(Entries from a dataset)
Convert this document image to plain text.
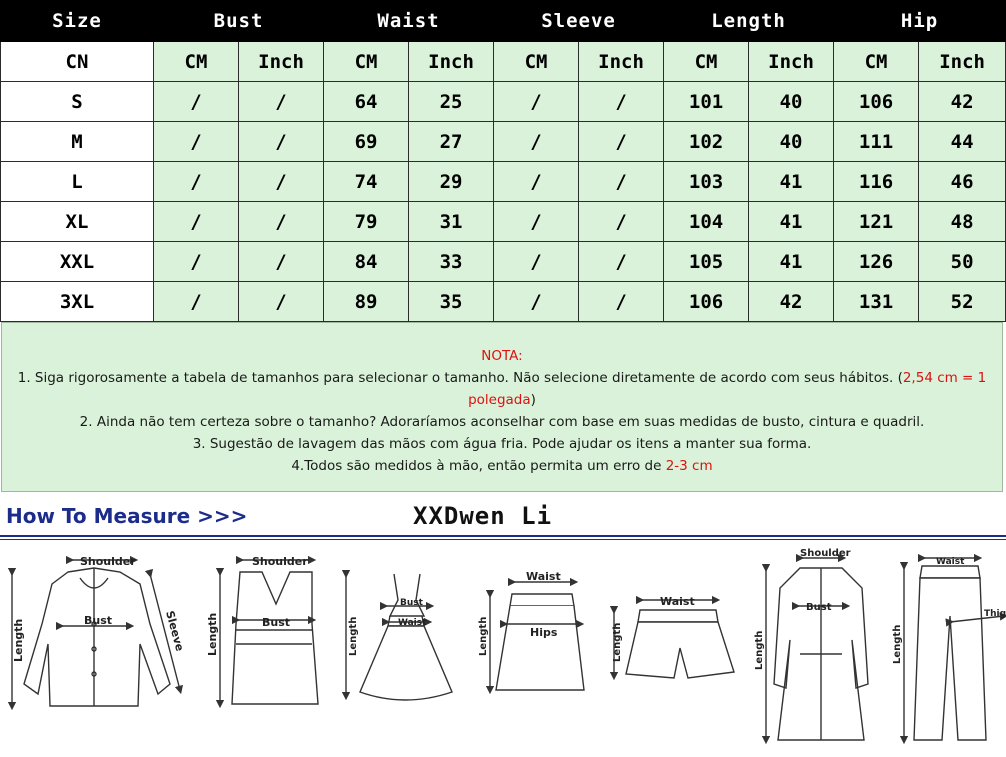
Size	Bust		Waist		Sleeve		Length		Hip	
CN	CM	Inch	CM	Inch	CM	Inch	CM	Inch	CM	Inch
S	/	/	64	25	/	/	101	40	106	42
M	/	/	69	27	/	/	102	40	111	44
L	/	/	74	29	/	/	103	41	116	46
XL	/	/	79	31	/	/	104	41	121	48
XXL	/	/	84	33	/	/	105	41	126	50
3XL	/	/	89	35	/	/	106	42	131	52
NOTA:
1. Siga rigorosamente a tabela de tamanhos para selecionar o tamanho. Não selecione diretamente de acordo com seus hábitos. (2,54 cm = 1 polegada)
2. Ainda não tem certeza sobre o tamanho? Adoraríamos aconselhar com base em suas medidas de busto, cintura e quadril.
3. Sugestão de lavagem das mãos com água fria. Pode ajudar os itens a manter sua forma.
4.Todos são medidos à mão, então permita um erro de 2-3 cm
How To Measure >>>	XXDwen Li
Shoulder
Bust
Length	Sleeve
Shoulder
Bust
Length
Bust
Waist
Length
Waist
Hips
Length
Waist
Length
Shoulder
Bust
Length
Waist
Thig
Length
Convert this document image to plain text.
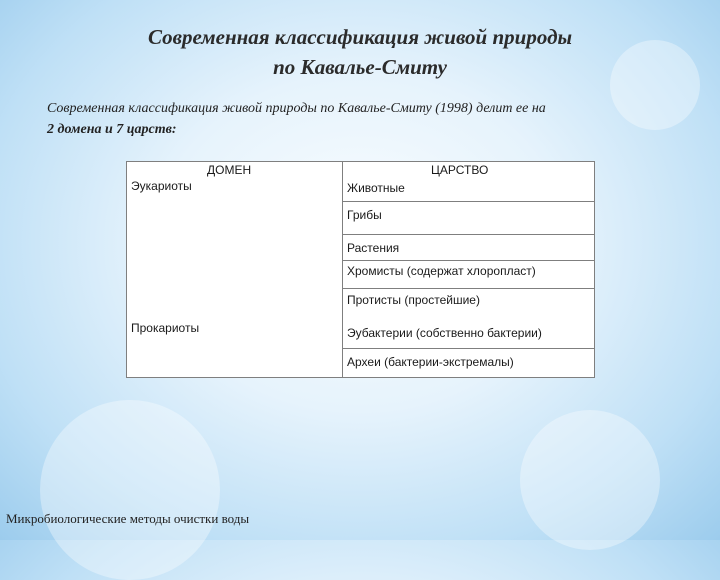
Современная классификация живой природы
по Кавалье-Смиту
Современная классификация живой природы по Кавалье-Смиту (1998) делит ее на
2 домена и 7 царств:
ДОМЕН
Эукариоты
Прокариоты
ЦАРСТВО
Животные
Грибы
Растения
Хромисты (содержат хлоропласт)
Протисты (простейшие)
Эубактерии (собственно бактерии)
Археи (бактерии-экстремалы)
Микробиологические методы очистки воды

YOUR TASK: Determine how many lines in the records contain "Смиту", and reply with the number only.

COMPLETE ANSWER: 2